# MATERIALS PROVIDED start

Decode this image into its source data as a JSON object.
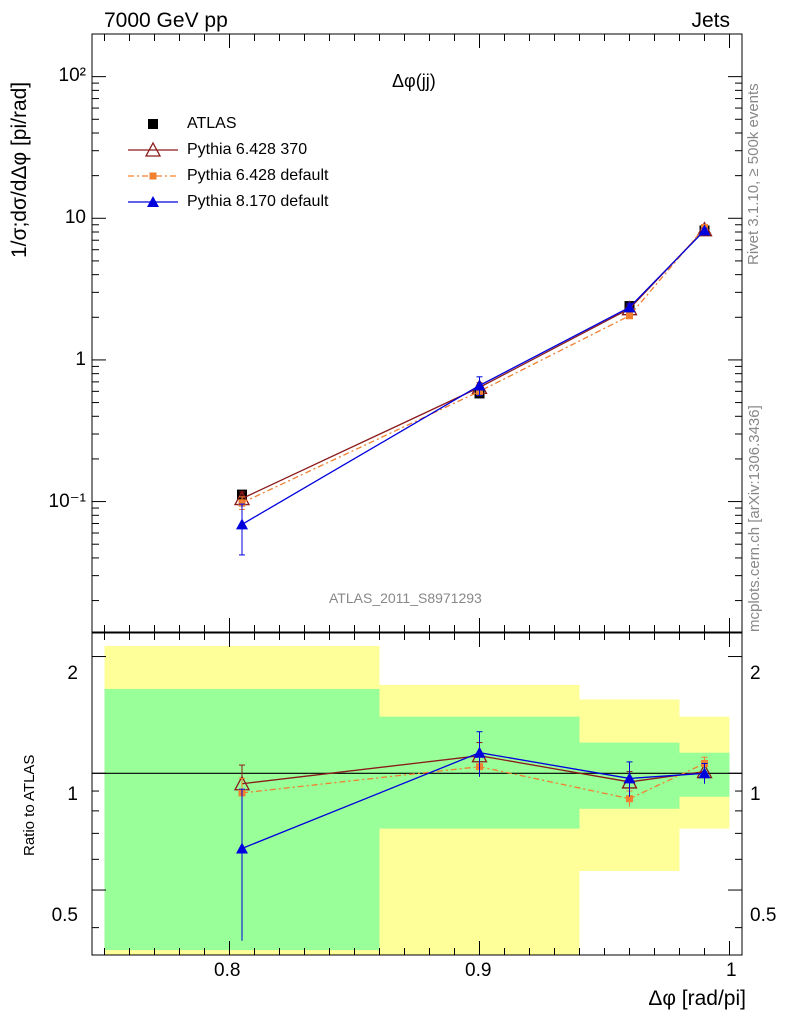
{
  "header": {
    "energy_label": "7000 GeV pp",
    "category_label": "Jets"
  },
  "side_text": {
    "rivet": "Rivet 3.1.10, ≥ 500k events",
    "mcplots": "mcplots.cern.ch [arXiv:1306.3436]"
  },
  "main_panel": {
    "observable": "Δφ(jj)",
    "ylabel": "1/σ;dσ/dΔφ [pi/rad]",
    "analysis_id": "ATLAS_2011_S8971293",
    "yticks": [
      "10⁻¹",
      "1",
      "10",
      "10²"
    ]
  },
  "ratio_panel": {
    "ylabel": "Ratio to ATLAS",
    "yticks": [
      "0.5",
      "1",
      "2"
    ]
  },
  "x_axis": {
    "label": "Δφ [rad/pi]",
    "ticks": [
      "0.8",
      "0.9",
      "1"
    ]
  },
  "colors": {
    "atlas": "#000000",
    "p6_370": "#8b1a1a",
    "p6_default": "#f08030",
    "p8": "#0000dd",
    "band_green": "#99ff99",
    "band_yellow": "#ffff99"
  },
  "chart_data": {
    "type": "scatter",
    "x_range": [
      0.745,
      1.005
    ],
    "y_scale": "log",
    "y_range": [
      0.012,
      200
    ],
    "ratio_range": [
      0.34,
      2.3
    ],
    "x": [
      0.805,
      0.9,
      0.96,
      0.99
    ],
    "bins": [
      [
        0.75,
        0.86
      ],
      [
        0.86,
        0.94
      ],
      [
        0.94,
        0.98
      ],
      [
        0.98,
        1.0
      ]
    ],
    "legend_position": "top-left",
    "series": [
      {
        "name": "ATLAS",
        "values": [
          0.112,
          0.58,
          2.4,
          8.2
        ],
        "ratio": [
          1.0,
          1.0,
          1.0,
          1.0
        ],
        "ratio_band_inner": [
          [
            0.35,
            1.65
          ],
          [
            0.72,
            1.4
          ],
          [
            0.81,
            1.2
          ],
          [
            0.87,
            1.13
          ]
        ],
        "ratio_band_outer": [
          [
            0.34,
            2.13
          ],
          [
            0.34,
            1.69
          ],
          [
            0.56,
            1.55
          ],
          [
            0.72,
            1.4
          ]
        ]
      },
      {
        "name": "Pythia 6.428 370",
        "values": [
          0.105,
          0.64,
          2.3,
          8.3
        ],
        "errors": [
          0.012,
          0.05,
          0.12,
          0.25
        ],
        "ratio": [
          0.94,
          1.11,
          0.95,
          1.01
        ],
        "ratio_errors": [
          0.11,
          0.09,
          0.06,
          0.05
        ]
      },
      {
        "name": "Pythia 6.428 default",
        "values": [
          0.098,
          0.6,
          2.05,
          8.6
        ],
        "errors": [
          0.01,
          0.04,
          0.08,
          0.3
        ],
        "ratio": [
          0.89,
          1.04,
          0.86,
          1.06
        ],
        "ratio_errors": [
          0.08,
          0.06,
          0.04,
          0.04
        ]
      },
      {
        "name": "Pythia 8.170 default",
        "values": [
          0.069,
          0.66,
          2.35,
          8.2
        ],
        "errors": [
          0.027,
          0.1,
          0.14,
          0.3
        ],
        "ratio": [
          0.64,
          1.13,
          0.97,
          1.0
        ],
        "ratio_errors": [
          0.27,
          0.15,
          0.1,
          0.06
        ]
      }
    ]
  }
}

# MATERIALS PROVIDED end

→ **WHAT THE EXERCISE ASKS**
Leave out the pictures and copy the rest of the material above exactly.

→ **EXERCISE ANSWER**
Decode this image into its source data as a JSON object.
{
  "header": {
    "energy_label": "7000 GeV pp",
    "category_label": "Jets"
  },
  "side_text": {
    "rivet": "Rivet 3.1.10, ≥ 500k events",
    "mcplots": "mcplots.cern.ch [arXiv:1306.3436]"
  },
  "main_panel": {
    "observable": "Δφ(jj)",
    "ylabel": "1/σ;dσ/dΔφ [pi/rad]",
    "analysis_id": "ATLAS_2011_S8971293",
    "yticks": [
      "10⁻¹",
      "1",
      "10",
      "10²"
    ]
  },
  "ratio_panel": {
    "ylabel": "Ratio to ATLAS",
    "yticks": [
      "0.5",
      "1",
      "2"
    ]
  },
  "x_axis": {
    "label": "Δφ [rad/pi]",
    "ticks": [
      "0.8",
      "0.9",
      "1"
    ]
  },
  "colors": {
    "atlas": "#000000",
    "p6_370": "#8b1a1a",
    "p6_default": "#f08030",
    "p8": "#0000dd",
    "band_green": "#99ff99",
    "band_yellow": "#ffff99"
  },
  "chart_data": {
    "type": "scatter",
    "x_range": [
      0.745,
      1.005
    ],
    "y_scale": "log",
    "y_range": [
      0.012,
      200
    ],
    "ratio_range": [
      0.34,
      2.3
    ],
    "x": [
      0.805,
      0.9,
      0.96,
      0.99
    ],
    "bins": [
      [
        0.75,
        0.86
      ],
      [
        0.86,
        0.94
      ],
      [
        0.94,
        0.98
      ],
      [
        0.98,
        1.0
      ]
    ],
    "legend_position": "top-left",
    "series": [
      {
        "name": "ATLAS",
        "values": [
          0.112,
          0.58,
          2.4,
          8.2
        ],
        "ratio": [
          1.0,
          1.0,
          1.0,
          1.0
        ],
        "ratio_band_inner": [
          [
            0.35,
            1.65
          ],
          [
            0.72,
            1.4
          ],
          [
            0.81,
            1.2
          ],
          [
            0.87,
            1.13
          ]
        ],
        "ratio_band_outer": [
          [
            0.34,
            2.13
          ],
          [
            0.34,
            1.69
          ],
          [
            0.56,
            1.55
          ],
          [
            0.72,
            1.4
          ]
        ]
      },
      {
        "name": "Pythia 6.428 370",
        "values": [
          0.105,
          0.64,
          2.3,
          8.3
        ],
        "errors": [
          0.012,
          0.05,
          0.12,
          0.25
        ],
        "ratio": [
          0.94,
          1.11,
          0.95,
          1.01
        ],
        "ratio_errors": [
          0.11,
          0.09,
          0.06,
          0.05
        ]
      },
      {
        "name": "Pythia 6.428 default",
        "values": [
          0.098,
          0.6,
          2.05,
          8.6
        ],
        "errors": [
          0.01,
          0.04,
          0.08,
          0.3
        ],
        "ratio": [
          0.89,
          1.04,
          0.86,
          1.06
        ],
        "ratio_errors": [
          0.08,
          0.06,
          0.04,
          0.04
        ]
      },
      {
        "name": "Pythia 8.170 default",
        "values": [
          0.069,
          0.66,
          2.35,
          8.2
        ],
        "errors": [
          0.027,
          0.1,
          0.14,
          0.3
        ],
        "ratio": [
          0.64,
          1.13,
          0.97,
          1.0
        ],
        "ratio_errors": [
          0.27,
          0.15,
          0.1,
          0.06
        ]
      }
    ]
  }
}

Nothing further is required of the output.